_Work to complete_.
All of the records listed below should be retyped exactly.

** Begin Given records **

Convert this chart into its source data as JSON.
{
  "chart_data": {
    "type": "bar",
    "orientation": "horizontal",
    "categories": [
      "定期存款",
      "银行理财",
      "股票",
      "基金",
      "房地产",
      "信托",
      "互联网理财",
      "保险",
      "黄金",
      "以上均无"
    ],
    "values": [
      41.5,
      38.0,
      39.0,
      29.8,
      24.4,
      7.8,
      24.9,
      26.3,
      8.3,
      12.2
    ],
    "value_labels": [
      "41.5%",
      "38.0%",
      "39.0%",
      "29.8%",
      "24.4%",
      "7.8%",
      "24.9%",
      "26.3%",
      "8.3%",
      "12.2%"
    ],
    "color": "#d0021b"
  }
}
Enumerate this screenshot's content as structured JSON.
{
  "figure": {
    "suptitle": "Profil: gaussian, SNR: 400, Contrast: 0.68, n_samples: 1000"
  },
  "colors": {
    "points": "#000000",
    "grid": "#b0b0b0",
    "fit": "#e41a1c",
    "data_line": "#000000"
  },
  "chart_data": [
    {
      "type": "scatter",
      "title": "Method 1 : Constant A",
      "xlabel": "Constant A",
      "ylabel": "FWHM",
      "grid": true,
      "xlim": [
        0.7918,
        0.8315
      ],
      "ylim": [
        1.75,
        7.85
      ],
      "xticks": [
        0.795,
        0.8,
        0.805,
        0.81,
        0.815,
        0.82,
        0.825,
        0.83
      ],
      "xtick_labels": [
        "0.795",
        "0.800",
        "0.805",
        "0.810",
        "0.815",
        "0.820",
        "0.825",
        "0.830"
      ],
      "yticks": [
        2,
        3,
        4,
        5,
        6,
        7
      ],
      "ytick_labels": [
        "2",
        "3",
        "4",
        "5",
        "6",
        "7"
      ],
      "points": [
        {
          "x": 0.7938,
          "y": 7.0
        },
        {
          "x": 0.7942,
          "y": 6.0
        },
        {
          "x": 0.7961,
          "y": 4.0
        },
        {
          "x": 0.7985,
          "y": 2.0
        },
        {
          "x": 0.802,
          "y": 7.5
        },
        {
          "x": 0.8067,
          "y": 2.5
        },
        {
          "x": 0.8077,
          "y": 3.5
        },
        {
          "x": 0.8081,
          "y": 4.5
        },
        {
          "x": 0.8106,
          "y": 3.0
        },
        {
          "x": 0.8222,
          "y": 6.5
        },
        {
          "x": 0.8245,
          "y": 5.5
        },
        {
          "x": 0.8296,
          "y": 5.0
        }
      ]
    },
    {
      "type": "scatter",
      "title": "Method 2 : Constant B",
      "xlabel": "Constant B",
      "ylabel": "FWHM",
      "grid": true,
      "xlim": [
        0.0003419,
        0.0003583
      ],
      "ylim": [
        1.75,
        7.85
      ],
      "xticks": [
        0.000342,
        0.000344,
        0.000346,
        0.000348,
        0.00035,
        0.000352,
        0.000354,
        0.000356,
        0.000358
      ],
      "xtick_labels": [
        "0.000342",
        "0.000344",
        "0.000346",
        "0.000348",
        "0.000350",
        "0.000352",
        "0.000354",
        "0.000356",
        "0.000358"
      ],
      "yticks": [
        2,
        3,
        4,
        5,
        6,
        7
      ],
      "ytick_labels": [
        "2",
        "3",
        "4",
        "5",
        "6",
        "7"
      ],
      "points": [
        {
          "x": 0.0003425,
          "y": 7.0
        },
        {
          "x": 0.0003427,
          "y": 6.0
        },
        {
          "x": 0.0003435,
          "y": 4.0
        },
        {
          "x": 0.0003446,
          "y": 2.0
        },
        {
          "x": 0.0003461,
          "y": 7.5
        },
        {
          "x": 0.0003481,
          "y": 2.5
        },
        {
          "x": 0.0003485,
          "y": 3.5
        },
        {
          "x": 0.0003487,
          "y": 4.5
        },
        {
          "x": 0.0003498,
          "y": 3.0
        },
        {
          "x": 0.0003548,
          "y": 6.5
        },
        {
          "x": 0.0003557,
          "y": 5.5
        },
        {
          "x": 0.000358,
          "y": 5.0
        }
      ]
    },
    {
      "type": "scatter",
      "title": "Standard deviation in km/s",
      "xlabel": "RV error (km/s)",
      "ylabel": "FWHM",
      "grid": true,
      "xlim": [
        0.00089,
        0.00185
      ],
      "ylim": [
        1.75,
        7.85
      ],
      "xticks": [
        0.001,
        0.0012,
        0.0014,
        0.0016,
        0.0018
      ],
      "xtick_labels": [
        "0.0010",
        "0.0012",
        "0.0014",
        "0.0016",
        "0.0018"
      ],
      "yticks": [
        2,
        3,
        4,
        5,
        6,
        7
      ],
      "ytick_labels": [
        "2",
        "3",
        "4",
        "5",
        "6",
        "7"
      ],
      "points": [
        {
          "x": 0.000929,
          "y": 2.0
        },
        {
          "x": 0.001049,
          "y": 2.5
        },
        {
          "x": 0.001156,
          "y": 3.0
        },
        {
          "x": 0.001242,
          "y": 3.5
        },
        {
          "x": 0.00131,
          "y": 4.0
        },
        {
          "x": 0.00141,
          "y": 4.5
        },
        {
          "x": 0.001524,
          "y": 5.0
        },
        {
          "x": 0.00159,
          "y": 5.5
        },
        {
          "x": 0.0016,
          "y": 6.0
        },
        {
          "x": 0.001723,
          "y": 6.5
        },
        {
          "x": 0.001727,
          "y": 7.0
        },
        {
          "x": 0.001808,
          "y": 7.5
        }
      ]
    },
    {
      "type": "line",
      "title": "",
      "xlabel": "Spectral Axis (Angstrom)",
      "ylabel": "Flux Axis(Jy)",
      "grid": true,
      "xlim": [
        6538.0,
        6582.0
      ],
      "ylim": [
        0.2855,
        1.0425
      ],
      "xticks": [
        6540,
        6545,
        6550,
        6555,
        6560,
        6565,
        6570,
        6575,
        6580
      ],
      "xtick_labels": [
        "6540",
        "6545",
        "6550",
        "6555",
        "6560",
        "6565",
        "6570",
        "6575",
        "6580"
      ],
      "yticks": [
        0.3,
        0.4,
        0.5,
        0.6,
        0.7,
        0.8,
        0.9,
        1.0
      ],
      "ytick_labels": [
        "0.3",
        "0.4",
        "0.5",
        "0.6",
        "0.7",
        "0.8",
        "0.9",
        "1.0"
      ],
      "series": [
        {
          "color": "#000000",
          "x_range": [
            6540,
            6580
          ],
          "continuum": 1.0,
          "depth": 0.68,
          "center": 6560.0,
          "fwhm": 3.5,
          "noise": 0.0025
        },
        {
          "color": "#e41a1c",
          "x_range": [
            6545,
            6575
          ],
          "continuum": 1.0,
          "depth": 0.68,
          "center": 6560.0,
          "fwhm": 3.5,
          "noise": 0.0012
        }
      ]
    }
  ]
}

** End Given records **

_Task response_.
Convert this chart into its source data as JSON.
{
  "chart_data": {
    "type": "bar",
    "orientation": "horizontal",
    "categories": [
      "定期存款",
      "银行理财",
      "股票",
      "基金",
      "房地产",
      "信托",
      "互联网理财",
      "保险",
      "黄金",
      "以上均无"
    ],
    "values": [
      41.5,
      38.0,
      39.0,
      29.8,
      24.4,
      7.8,
      24.9,
      26.3,
      8.3,
      12.2
    ],
    "value_labels": [
      "41.5%",
      "38.0%",
      "39.0%",
      "29.8%",
      "24.4%",
      "7.8%",
      "24.9%",
      "26.3%",
      "8.3%",
      "12.2%"
    ],
    "color": "#d0021b"
  }
}
Enumerate this screenshot's content as structured JSON.
{
  "figure": {
    "suptitle": "Profil: gaussian, SNR: 400, Contrast: 0.68, n_samples: 1000"
  },
  "colors": {
    "points": "#000000",
    "grid": "#b0b0b0",
    "fit": "#e41a1c",
    "data_line": "#000000"
  },
  "chart_data": [
    {
      "type": "scatter",
      "title": "Method 1 : Constant A",
      "xlabel": "Constant A",
      "ylabel": "FWHM",
      "grid": true,
      "xlim": [
        0.7918,
        0.8315
      ],
      "ylim": [
        1.75,
        7.85
      ],
      "xticks": [
        0.795,
        0.8,
        0.805,
        0.81,
        0.815,
        0.82,
        0.825,
        0.83
      ],
      "xtick_labels": [
        "0.795",
        "0.800",
        "0.805",
        "0.810",
        "0.815",
        "0.820",
        "0.825",
        "0.830"
      ],
      "yticks": [
        2,
        3,
        4,
        5,
        6,
        7
      ],
      "ytick_labels": [
        "2",
        "3",
        "4",
        "5",
        "6",
        "7"
      ],
      "points": [
        {
          "x": 0.7938,
          "y": 7.0
        },
        {
          "x": 0.7942,
          "y": 6.0
        },
        {
          "x": 0.7961,
          "y": 4.0
        },
        {
          "x": 0.7985,
          "y": 2.0
        },
        {
          "x": 0.802,
          "y": 7.5
        },
        {
          "x": 0.8067,
          "y": 2.5
        },
        {
          "x": 0.8077,
          "y": 3.5
        },
        {
          "x": 0.8081,
          "y": 4.5
        },
        {
          "x": 0.8106,
          "y": 3.0
        },
        {
          "x": 0.8222,
          "y": 6.5
        },
        {
          "x": 0.8245,
          "y": 5.5
        },
        {
          "x": 0.8296,
          "y": 5.0
        }
      ]
    },
    {
      "type": "scatter",
      "title": "Method 2 : Constant B",
      "xlabel": "Constant B",
      "ylabel": "FWHM",
      "grid": true,
      "xlim": [
        0.0003419,
        0.0003583
      ],
      "ylim": [
        1.75,
        7.85
      ],
      "xticks": [
        0.000342,
        0.000344,
        0.000346,
        0.000348,
        0.00035,
        0.000352,
        0.000354,
        0.000356,
        0.000358
      ],
      "xtick_labels": [
        "0.000342",
        "0.000344",
        "0.000346",
        "0.000348",
        "0.000350",
        "0.000352",
        "0.000354",
        "0.000356",
        "0.000358"
      ],
      "yticks": [
        2,
        3,
        4,
        5,
        6,
        7
      ],
      "ytick_labels": [
        "2",
        "3",
        "4",
        "5",
        "6",
        "7"
      ],
      "points": [
        {
          "x": 0.0003425,
          "y": 7.0
        },
        {
          "x": 0.0003427,
          "y": 6.0
        },
        {
          "x": 0.0003435,
          "y": 4.0
        },
        {
          "x": 0.0003446,
          "y": 2.0
        },
        {
          "x": 0.0003461,
          "y": 7.5
        },
        {
          "x": 0.0003481,
          "y": 2.5
        },
        {
          "x": 0.0003485,
          "y": 3.5
        },
        {
          "x": 0.0003487,
          "y": 4.5
        },
        {
          "x": 0.0003498,
          "y": 3.0
        },
        {
          "x": 0.0003548,
          "y": 6.5
        },
        {
          "x": 0.0003557,
          "y": 5.5
        },
        {
          "x": 0.000358,
          "y": 5.0
        }
      ]
    },
    {
      "type": "scatter",
      "title": "Standard deviation in km/s",
      "xlabel": "RV error (km/s)",
      "ylabel": "FWHM",
      "grid": true,
      "xlim": [
        0.00089,
        0.00185
      ],
      "ylim": [
        1.75,
        7.85
      ],
      "xticks": [
        0.001,
        0.0012,
        0.0014,
        0.0016,
        0.0018
      ],
      "xtick_labels": [
        "0.0010",
        "0.0012",
        "0.0014",
        "0.0016",
        "0.0018"
      ],
      "yticks": [
        2,
        3,
        4,
        5,
        6,
        7
      ],
      "ytick_labels": [
        "2",
        "3",
        "4",
        "5",
        "6",
        "7"
      ],
      "points": [
        {
          "x": 0.000929,
          "y": 2.0
        },
        {
          "x": 0.001049,
          "y": 2.5
        },
        {
          "x": 0.001156,
          "y": 3.0
        },
        {
          "x": 0.001242,
          "y": 3.5
        },
        {
          "x": 0.00131,
          "y": 4.0
        },
        {
          "x": 0.00141,
          "y": 4.5
        },
        {
          "x": 0.001524,
          "y": 5.0
        },
        {
          "x": 0.00159,
          "y": 5.5
        },
        {
          "x": 0.0016,
          "y": 6.0
        },
        {
          "x": 0.001723,
          "y": 6.5
        },
        {
          "x": 0.001727,
          "y": 7.0
        },
        {
          "x": 0.001808,
          "y": 7.5
        }
      ]
    },
    {
      "type": "line",
      "title": "",
      "xlabel": "Spectral Axis (Angstrom)",
      "ylabel": "Flux Axis(Jy)",
      "grid": true,
      "xlim": [
        6538.0,
        6582.0
      ],
      "ylim": [
        0.2855,
        1.0425
      ],
      "xticks": [
        6540,
        6545,
        6550,
        6555,
        6560,
        6565,
        6570,
        6575,
        6580
      ],
      "xtick_labels": [
        "6540",
        "6545",
        "6550",
        "6555",
        "6560",
        "6565",
        "6570",
        "6575",
        "6580"
      ],
      "yticks": [
        0.3,
        0.4,
        0.5,
        0.6,
        0.7,
        0.8,
        0.9,
        1.0
      ],
      "ytick_labels": [
        "0.3",
        "0.4",
        "0.5",
        "0.6",
        "0.7",
        "0.8",
        "0.9",
        "1.0"
      ],
      "series": [
        {
          "color": "#000000",
          "x_range": [
            6540,
            6580
          ],
          "continuum": 1.0,
          "depth": 0.68,
          "center": 6560.0,
          "fwhm": 3.5,
          "noise": 0.0025
        },
        {
          "color": "#e41a1c",
          "x_range": [
            6545,
            6575
          ],
          "continuum": 1.0,
          "depth": 0.68,
          "center": 6560.0,
          "fwhm": 3.5,
          "noise": 0.0012
        }
      ]
    }
  ]
}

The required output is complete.